The task
Check every line below for the word "ΔyscU" and copy each one that has it.

::: Data for processing

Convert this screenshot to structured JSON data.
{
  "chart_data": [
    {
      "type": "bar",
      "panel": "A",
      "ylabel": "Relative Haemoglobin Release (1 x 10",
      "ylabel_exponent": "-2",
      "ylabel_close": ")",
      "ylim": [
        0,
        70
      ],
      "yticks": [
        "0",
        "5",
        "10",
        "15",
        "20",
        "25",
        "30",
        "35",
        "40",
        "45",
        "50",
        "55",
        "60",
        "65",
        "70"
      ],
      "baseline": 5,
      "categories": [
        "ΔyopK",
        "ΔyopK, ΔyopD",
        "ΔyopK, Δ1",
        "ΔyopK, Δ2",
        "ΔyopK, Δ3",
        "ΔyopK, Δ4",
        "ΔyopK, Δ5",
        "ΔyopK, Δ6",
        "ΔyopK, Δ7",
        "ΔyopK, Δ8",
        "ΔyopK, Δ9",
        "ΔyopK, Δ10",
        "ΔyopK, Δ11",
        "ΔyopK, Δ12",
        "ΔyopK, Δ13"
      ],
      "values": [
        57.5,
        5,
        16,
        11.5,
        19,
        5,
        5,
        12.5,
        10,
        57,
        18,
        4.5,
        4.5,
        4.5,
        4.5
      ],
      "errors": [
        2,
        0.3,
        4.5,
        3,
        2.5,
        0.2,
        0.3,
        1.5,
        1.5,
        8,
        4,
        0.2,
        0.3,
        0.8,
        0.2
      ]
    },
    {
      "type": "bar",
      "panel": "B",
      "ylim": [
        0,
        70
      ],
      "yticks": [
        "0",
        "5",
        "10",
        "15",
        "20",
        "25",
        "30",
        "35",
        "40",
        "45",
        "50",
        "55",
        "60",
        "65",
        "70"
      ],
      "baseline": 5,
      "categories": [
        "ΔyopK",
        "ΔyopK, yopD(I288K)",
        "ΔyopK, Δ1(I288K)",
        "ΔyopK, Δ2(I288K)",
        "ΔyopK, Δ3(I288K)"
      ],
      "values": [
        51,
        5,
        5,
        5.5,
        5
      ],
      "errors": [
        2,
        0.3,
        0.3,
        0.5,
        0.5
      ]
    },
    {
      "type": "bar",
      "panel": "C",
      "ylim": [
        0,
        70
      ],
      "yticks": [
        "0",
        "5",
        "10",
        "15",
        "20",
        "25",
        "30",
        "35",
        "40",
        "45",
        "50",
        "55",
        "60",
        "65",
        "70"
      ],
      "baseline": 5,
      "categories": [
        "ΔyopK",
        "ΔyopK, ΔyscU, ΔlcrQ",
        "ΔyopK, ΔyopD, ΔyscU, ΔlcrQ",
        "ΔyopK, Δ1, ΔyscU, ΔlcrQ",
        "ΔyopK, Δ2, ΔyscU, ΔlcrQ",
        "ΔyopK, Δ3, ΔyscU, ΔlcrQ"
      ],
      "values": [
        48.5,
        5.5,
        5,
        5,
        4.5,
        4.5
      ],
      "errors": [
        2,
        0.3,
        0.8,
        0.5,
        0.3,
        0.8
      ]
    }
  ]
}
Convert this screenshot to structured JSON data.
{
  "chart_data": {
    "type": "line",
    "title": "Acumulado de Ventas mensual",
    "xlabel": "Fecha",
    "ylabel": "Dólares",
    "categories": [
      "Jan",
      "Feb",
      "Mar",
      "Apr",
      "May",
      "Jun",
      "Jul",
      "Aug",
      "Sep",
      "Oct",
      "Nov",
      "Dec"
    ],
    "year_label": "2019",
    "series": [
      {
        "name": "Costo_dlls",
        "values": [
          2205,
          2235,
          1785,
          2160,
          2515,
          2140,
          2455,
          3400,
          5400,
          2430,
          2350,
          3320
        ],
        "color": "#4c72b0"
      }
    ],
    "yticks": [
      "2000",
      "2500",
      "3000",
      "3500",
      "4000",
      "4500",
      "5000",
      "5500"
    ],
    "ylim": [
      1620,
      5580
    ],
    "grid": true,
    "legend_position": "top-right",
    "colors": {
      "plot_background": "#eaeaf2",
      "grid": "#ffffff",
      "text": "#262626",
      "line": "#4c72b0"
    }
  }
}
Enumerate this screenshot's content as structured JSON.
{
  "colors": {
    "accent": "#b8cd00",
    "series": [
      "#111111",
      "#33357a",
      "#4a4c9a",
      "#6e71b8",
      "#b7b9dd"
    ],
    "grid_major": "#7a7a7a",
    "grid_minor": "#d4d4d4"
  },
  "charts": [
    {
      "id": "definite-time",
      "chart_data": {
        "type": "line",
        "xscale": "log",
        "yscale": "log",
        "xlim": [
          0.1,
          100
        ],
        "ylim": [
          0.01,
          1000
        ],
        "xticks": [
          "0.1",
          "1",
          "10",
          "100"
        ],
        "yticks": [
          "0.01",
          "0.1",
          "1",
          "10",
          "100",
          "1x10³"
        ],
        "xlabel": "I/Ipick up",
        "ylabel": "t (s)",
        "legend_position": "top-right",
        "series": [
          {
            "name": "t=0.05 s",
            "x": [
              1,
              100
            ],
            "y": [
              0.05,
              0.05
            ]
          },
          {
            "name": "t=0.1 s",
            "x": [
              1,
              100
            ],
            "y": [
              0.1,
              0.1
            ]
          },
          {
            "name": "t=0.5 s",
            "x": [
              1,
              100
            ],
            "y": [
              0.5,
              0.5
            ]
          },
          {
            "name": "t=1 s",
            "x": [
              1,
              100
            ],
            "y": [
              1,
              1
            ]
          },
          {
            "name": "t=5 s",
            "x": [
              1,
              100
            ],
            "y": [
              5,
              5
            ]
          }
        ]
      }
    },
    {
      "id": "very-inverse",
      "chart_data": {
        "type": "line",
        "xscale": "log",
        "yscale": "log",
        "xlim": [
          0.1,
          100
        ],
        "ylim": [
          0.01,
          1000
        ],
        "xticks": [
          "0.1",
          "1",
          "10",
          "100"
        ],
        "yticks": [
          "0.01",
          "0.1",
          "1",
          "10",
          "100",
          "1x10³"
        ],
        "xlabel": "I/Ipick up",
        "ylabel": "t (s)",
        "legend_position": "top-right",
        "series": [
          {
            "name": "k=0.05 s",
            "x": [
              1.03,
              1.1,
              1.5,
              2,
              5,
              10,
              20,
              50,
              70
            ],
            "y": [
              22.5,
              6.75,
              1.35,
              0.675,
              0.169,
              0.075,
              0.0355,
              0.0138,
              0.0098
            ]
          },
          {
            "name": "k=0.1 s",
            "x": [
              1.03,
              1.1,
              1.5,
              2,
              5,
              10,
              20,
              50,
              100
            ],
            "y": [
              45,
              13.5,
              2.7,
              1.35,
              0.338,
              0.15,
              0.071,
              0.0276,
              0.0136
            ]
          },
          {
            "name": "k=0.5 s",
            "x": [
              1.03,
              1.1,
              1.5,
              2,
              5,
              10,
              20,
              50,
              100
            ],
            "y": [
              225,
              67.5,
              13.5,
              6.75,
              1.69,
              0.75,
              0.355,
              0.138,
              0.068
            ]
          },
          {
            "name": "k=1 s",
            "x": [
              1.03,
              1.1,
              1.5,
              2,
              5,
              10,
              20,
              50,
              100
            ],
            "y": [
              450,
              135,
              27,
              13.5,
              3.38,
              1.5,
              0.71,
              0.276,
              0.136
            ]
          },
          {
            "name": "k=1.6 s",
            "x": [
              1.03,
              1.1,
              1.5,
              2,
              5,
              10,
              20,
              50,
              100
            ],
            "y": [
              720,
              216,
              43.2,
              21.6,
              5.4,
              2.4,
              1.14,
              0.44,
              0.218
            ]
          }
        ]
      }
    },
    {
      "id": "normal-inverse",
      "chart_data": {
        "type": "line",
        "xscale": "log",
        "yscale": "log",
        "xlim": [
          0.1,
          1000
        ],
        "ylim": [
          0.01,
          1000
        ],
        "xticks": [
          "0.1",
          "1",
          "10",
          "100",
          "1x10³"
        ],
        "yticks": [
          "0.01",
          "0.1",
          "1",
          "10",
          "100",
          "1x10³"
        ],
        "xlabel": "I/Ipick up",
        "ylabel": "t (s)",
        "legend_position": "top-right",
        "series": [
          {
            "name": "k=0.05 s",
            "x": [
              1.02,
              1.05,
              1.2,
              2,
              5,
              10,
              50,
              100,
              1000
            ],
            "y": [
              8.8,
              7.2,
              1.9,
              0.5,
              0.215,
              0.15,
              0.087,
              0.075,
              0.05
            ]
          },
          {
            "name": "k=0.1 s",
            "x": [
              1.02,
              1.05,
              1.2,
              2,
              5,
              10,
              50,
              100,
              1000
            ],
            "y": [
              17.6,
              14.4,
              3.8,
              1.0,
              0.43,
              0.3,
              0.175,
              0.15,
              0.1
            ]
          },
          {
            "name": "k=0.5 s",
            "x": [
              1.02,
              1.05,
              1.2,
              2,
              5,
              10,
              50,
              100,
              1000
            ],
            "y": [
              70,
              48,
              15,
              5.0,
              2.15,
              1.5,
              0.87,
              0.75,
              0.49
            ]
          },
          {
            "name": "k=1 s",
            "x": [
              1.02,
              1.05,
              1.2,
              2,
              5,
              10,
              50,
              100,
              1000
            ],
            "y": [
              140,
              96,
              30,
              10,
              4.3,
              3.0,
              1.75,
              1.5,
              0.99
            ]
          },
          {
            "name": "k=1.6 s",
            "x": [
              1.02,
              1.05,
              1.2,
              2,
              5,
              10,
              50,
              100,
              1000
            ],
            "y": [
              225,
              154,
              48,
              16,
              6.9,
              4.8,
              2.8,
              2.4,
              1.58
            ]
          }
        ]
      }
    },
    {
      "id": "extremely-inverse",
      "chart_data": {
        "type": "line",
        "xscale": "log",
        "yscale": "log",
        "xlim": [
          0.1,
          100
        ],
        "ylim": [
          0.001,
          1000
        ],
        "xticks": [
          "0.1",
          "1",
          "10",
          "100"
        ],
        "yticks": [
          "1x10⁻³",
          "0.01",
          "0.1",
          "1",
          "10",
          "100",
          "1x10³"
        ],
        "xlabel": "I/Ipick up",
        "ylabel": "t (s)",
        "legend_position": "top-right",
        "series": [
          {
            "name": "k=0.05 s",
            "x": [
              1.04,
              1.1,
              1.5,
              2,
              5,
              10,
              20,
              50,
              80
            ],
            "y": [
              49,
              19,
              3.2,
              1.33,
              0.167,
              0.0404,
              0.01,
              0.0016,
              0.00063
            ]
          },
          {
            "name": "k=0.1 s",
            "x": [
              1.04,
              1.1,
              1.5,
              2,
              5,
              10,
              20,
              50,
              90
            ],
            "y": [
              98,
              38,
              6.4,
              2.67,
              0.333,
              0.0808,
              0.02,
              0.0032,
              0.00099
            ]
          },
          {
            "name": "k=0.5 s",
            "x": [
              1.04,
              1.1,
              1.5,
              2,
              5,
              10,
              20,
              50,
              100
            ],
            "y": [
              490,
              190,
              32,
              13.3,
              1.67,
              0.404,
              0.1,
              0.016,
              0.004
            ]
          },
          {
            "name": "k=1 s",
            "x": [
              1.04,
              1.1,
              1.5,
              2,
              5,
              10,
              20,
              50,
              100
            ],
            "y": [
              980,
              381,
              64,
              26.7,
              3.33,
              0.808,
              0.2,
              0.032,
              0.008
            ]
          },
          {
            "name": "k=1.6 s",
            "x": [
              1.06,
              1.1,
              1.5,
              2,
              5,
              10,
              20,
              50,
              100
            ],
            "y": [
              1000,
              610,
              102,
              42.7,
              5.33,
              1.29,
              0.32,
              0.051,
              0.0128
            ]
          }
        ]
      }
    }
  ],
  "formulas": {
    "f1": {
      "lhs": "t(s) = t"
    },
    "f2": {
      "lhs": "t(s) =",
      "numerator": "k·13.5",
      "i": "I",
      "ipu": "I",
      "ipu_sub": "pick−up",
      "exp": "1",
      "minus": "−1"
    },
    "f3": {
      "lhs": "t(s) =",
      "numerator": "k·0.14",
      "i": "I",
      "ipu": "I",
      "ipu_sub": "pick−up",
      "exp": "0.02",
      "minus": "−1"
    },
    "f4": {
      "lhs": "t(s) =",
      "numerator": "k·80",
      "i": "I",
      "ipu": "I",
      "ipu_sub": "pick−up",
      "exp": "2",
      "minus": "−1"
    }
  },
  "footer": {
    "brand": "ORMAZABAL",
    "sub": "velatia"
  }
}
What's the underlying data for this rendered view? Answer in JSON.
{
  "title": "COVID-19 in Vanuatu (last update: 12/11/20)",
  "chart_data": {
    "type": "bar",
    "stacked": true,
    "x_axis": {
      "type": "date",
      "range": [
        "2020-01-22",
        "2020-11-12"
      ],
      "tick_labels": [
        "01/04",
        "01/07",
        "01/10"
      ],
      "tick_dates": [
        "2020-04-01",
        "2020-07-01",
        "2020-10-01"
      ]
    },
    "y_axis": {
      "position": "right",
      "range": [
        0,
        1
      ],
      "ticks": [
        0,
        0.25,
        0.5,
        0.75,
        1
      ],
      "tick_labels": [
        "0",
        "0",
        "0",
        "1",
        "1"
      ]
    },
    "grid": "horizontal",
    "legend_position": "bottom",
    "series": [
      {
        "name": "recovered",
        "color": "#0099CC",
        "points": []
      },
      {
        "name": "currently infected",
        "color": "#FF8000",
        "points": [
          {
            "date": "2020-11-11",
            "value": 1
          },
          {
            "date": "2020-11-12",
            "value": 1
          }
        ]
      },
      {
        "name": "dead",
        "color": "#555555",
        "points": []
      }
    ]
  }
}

::::::

Output for this exercise
        "ΔyopK, ΔyscU, ΔlcrQ",
        "ΔyopK, ΔyopD, ΔyscU, ΔlcrQ",
        "ΔyopK, Δ1, ΔyscU, ΔlcrQ",
        "ΔyopK, Δ2, ΔyscU, ΔlcrQ",
        "ΔyopK, Δ3, ΔyscU, ΔlcrQ"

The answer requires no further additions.